▸ Do this
Copy all the data exactly, except the pictures.

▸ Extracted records
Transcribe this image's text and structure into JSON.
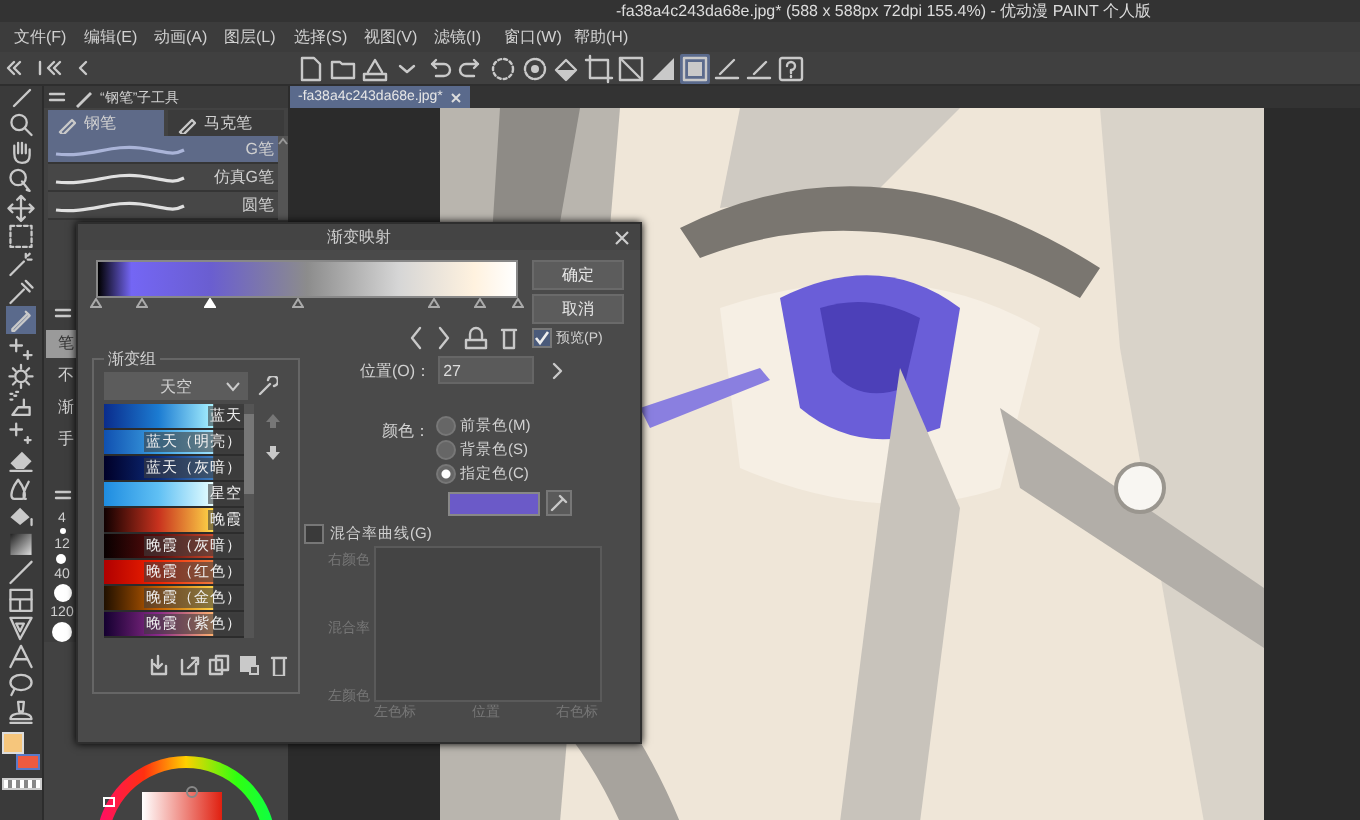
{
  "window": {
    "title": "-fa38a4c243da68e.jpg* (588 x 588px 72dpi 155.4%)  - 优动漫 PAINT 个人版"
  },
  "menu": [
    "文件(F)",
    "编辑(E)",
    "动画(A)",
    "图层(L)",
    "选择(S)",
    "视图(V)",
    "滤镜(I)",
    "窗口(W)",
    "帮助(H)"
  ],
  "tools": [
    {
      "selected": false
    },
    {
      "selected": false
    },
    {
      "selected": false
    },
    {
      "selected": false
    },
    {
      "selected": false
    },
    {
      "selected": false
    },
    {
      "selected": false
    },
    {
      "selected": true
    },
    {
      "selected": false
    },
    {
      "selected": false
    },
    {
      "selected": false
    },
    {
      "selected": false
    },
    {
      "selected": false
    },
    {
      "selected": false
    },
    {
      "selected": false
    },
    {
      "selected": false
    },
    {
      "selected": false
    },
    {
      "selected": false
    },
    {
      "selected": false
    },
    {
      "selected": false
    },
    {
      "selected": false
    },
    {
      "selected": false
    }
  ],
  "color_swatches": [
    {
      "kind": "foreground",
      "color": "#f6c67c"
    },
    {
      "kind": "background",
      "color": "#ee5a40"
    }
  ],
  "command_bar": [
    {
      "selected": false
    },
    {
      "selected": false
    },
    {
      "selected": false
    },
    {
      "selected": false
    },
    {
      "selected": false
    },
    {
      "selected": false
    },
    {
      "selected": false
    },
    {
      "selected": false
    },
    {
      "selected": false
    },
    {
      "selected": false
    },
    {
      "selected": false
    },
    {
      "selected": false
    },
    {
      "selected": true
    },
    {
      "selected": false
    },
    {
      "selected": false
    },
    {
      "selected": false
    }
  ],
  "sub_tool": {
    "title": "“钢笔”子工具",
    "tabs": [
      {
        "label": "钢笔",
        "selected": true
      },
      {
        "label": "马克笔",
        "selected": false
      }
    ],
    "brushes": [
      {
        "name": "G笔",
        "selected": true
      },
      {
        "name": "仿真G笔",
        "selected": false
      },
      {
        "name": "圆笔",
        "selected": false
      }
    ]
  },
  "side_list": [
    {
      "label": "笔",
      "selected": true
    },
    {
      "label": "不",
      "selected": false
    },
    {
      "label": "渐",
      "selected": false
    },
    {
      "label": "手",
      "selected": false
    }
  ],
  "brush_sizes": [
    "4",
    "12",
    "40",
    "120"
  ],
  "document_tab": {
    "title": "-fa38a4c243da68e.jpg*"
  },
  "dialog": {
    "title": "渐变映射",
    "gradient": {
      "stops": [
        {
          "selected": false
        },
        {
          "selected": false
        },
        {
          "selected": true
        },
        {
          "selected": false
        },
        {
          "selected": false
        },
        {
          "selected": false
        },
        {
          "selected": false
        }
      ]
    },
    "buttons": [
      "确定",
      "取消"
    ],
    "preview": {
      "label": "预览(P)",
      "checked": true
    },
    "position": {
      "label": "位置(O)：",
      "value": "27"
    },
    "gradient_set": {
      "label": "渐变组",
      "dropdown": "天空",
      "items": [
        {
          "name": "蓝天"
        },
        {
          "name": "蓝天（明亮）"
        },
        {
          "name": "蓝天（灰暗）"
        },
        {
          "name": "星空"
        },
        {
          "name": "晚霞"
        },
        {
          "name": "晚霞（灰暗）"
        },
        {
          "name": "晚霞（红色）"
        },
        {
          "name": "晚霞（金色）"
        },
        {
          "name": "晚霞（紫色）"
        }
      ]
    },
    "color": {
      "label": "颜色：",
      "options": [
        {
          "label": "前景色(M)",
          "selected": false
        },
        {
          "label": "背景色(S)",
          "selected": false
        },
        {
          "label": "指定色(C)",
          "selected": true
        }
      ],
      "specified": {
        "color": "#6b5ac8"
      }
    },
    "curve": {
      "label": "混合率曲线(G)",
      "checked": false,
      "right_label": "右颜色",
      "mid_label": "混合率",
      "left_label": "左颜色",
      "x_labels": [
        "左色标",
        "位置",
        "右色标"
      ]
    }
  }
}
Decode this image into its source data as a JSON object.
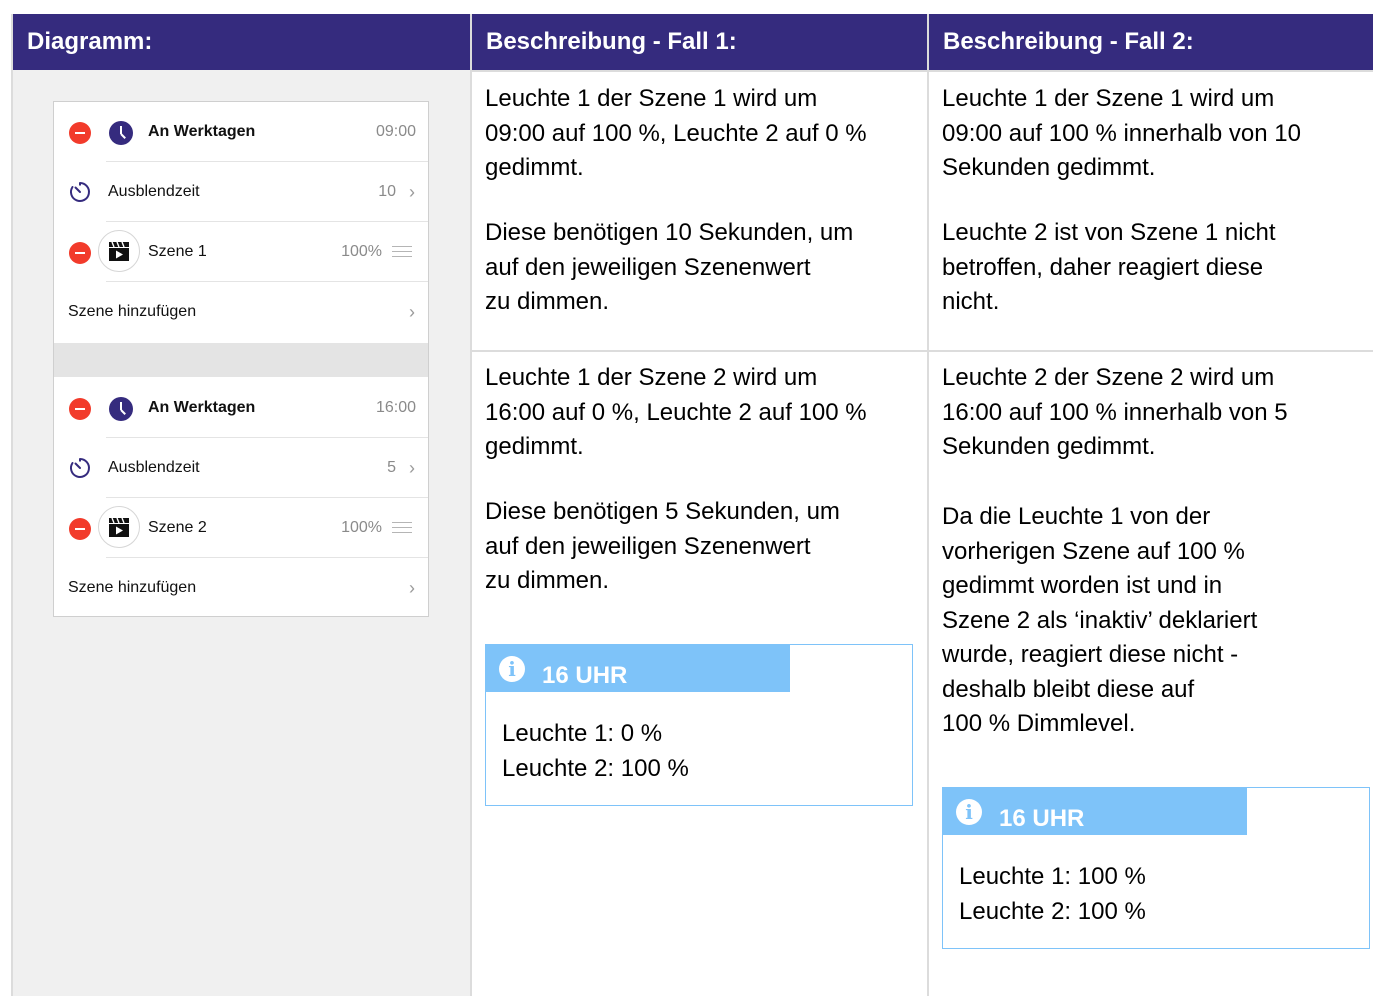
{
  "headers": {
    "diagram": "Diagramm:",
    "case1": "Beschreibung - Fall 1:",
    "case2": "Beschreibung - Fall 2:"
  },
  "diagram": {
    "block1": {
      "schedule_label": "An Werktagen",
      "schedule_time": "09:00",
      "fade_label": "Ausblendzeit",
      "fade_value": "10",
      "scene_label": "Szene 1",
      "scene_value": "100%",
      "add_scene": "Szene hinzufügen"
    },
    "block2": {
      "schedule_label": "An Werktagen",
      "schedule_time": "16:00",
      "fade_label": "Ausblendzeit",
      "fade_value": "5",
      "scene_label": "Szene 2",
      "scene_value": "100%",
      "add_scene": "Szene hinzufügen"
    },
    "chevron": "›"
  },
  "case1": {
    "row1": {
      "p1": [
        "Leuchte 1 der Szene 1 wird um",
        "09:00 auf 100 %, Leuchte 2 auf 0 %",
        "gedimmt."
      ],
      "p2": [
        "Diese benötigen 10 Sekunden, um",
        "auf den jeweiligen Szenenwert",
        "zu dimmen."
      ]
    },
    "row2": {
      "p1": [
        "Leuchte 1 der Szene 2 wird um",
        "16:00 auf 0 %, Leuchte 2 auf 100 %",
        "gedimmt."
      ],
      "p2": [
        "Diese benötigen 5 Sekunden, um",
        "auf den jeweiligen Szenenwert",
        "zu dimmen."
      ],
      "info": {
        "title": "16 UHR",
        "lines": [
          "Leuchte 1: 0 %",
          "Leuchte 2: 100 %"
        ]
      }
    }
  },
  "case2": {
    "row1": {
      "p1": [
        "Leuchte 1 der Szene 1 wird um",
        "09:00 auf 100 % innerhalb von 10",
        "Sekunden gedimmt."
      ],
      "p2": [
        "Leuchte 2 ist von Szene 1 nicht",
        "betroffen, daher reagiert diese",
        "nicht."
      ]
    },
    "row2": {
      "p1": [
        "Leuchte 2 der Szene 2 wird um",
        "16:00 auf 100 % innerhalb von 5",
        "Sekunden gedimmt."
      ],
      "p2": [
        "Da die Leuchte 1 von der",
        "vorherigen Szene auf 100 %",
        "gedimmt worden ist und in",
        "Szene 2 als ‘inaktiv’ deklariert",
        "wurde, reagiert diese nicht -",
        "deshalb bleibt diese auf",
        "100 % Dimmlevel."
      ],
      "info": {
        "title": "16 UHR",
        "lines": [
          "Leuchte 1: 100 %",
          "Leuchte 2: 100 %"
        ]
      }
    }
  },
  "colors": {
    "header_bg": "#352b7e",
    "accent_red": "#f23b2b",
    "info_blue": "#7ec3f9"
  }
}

▸ Worked solution
Transcribe this image's text and structure into JSON.
{
  "window": {
    "title": "-fa38a4c243da68e.jpg* (588 x 588px 72dpi 155.4%)  - 优动漫 PAINT 个人版"
  },
  "menu": [
    "文件(F)",
    "编辑(E)",
    "动画(A)",
    "图层(L)",
    "选择(S)",
    "视图(V)",
    "滤镜(I)",
    "窗口(W)",
    "帮助(H)"
  ],
  "tools": [
    {
      "selected": false
    },
    {
      "selected": false
    },
    {
      "selected": false
    },
    {
      "selected": false
    },
    {
      "selected": false
    },
    {
      "selected": false
    },
    {
      "selected": false
    },
    {
      "selected": true
    },
    {
      "selected": false
    },
    {
      "selected": false
    },
    {
      "selected": false
    },
    {
      "selected": false
    },
    {
      "selected": false
    },
    {
      "selected": false
    },
    {
      "selected": false
    },
    {
      "selected": false
    },
    {
      "selected": false
    },
    {
      "selected": false
    },
    {
      "selected": false
    },
    {
      "selected": false
    },
    {
      "selected": false
    },
    {
      "selected": false
    }
  ],
  "color_swatches": [
    {
      "kind": "foreground",
      "color": "#f6c67c"
    },
    {
      "kind": "background",
      "color": "#ee5a40"
    }
  ],
  "command_bar": [
    {
      "selected": false
    },
    {
      "selected": false
    },
    {
      "selected": false
    },
    {
      "selected": false
    },
    {
      "selected": false
    },
    {
      "selected": false
    },
    {
      "selected": false
    },
    {
      "selected": false
    },
    {
      "selected": false
    },
    {
      "selected": false
    },
    {
      "selected": false
    },
    {
      "selected": false
    },
    {
      "selected": true
    },
    {
      "selected": false
    },
    {
      "selected": false
    },
    {
      "selected": false
    }
  ],
  "sub_tool": {
    "title": "“钢笔”子工具",
    "tabs": [
      {
        "label": "钢笔",
        "selected": true
      },
      {
        "label": "马克笔",
        "selected": false
      }
    ],
    "brushes": [
      {
        "name": "G笔",
        "selected": true
      },
      {
        "name": "仿真G笔",
        "selected": false
      },
      {
        "name": "圆笔",
        "selected": false
      }
    ]
  },
  "side_list": [
    {
      "label": "笔",
      "selected": true
    },
    {
      "label": "不",
      "selected": false
    },
    {
      "label": "渐",
      "selected": false
    },
    {
      "label": "手",
      "selected": false
    }
  ],
  "brush_sizes": [
    "4",
    "12",
    "40",
    "120"
  ],
  "document_tab": {
    "title": "-fa38a4c243da68e.jpg*"
  },
  "dialog": {
    "title": "渐变映射",
    "gradient": {
      "stops": [
        {
          "selected": false
        },
        {
          "selected": false
        },
        {
          "selected": true
        },
        {
          "selected": false
        },
        {
          "selected": false
        },
        {
          "selected": false
        },
        {
          "selected": false
        }
      ]
    },
    "buttons": [
      "确定",
      "取消"
    ],
    "preview": {
      "label": "预览(P)",
      "checked": true
    },
    "position": {
      "label": "位置(O)：",
      "value": "27"
    },
    "gradient_set": {
      "label": "渐变组",
      "dropdown": "天空",
      "items": [
        {
          "name": "蓝天"
        },
        {
          "name": "蓝天（明亮）"
        },
        {
          "name": "蓝天（灰暗）"
        },
        {
          "name": "星空"
        },
        {
          "name": "晚霞"
        },
        {
          "name": "晚霞（灰暗）"
        },
        {
          "name": "晚霞（红色）"
        },
        {
          "name": "晚霞（金色）"
        },
        {
          "name": "晚霞（紫色）"
        }
      ]
    },
    "color": {
      "label": "颜色：",
      "options": [
        {
          "label": "前景色(M)",
          "selected": false
        },
        {
          "label": "背景色(S)",
          "selected": false
        },
        {
          "label": "指定色(C)",
          "selected": true
        }
      ],
      "specified": {
        "color": "#6b5ac8"
      }
    },
    "curve": {
      "label": "混合率曲线(G)",
      "checked": false,
      "right_label": "右颜色",
      "mid_label": "混合率",
      "left_label": "左颜色",
      "x_labels": [
        "左色标",
        "位置",
        "右色标"
      ]
    }
  }
}
Decode this image into its source data as a JSON object.
{
  "headers": {
    "diagram": "Diagramm:",
    "case1": "Beschreibung - Fall 1:",
    "case2": "Beschreibung - Fall 2:"
  },
  "diagram": {
    "block1": {
      "schedule_label": "An Werktagen",
      "schedule_time": "09:00",
      "fade_label": "Ausblendzeit",
      "fade_value": "10",
      "scene_label": "Szene 1",
      "scene_value": "100%",
      "add_scene": "Szene hinzufügen"
    },
    "block2": {
      "schedule_label": "An Werktagen",
      "schedule_time": "16:00",
      "fade_label": "Ausblendzeit",
      "fade_value": "5",
      "scene_label": "Szene 2",
      "scene_value": "100%",
      "add_scene": "Szene hinzufügen"
    },
    "chevron": "›"
  },
  "case1": {
    "row1": {
      "p1": [
        "Leuchte 1 der Szene 1 wird um",
        "09:00 auf 100 %, Leuchte 2 auf 0 %",
        "gedimmt."
      ],
      "p2": [
        "Diese benötigen 10 Sekunden, um",
        "auf den jeweiligen Szenenwert",
        "zu dimmen."
      ]
    },
    "row2": {
      "p1": [
        "Leuchte 1 der Szene 2 wird um",
        "16:00 auf 0 %, Leuchte 2 auf 100 %",
        "gedimmt."
      ],
      "p2": [
        "Diese benötigen 5 Sekunden, um",
        "auf den jeweiligen Szenenwert",
        "zu dimmen."
      ],
      "info": {
        "title": "16 UHR",
        "lines": [
          "Leuchte 1: 0 %",
          "Leuchte 2: 100 %"
        ]
      }
    }
  },
  "case2": {
    "row1": {
      "p1": [
        "Leuchte 1 der Szene 1 wird um",
        "09:00 auf 100 % innerhalb von 10",
        "Sekunden gedimmt."
      ],
      "p2": [
        "Leuchte 2 ist von Szene 1 nicht",
        "betroffen, daher reagiert diese",
        "nicht."
      ]
    },
    "row2": {
      "p1": [
        "Leuchte 2 der Szene 2 wird um",
        "16:00 auf 100 % innerhalb von 5",
        "Sekunden gedimmt."
      ],
      "p2": [
        "Da die Leuchte 1 von der",
        "vorherigen Szene auf 100 %",
        "gedimmt worden ist und in",
        "Szene 2 als ‘inaktiv’ deklariert",
        "wurde, reagiert diese nicht -",
        "deshalb bleibt diese auf",
        "100 % Dimmlevel."
      ],
      "info": {
        "title": "16 UHR",
        "lines": [
          "Leuchte 1: 100 %",
          "Leuchte 2: 100 %"
        ]
      }
    }
  },
  "colors": {
    "header_bg": "#352b7e",
    "accent_red": "#f23b2b",
    "info_blue": "#7ec3f9"
  }
}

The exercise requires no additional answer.